What this task involves: Check every line below for the word "born" and copy the ones that have it.

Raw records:

----

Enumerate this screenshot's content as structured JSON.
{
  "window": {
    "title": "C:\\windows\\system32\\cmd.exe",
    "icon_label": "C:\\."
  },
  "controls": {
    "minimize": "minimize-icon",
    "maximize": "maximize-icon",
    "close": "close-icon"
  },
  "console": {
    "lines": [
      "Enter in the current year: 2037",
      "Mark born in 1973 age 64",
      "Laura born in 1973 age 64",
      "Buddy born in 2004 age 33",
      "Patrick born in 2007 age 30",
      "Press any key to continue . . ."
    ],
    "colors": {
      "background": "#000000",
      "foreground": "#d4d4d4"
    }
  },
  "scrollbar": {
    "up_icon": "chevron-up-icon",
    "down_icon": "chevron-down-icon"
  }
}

----

Task response:
      "Mark born in 1973 age 64",
      "Laura born in 1973 age 64",
      "Buddy born in 2004 age 33",
      "Patrick born in 2007 age 30",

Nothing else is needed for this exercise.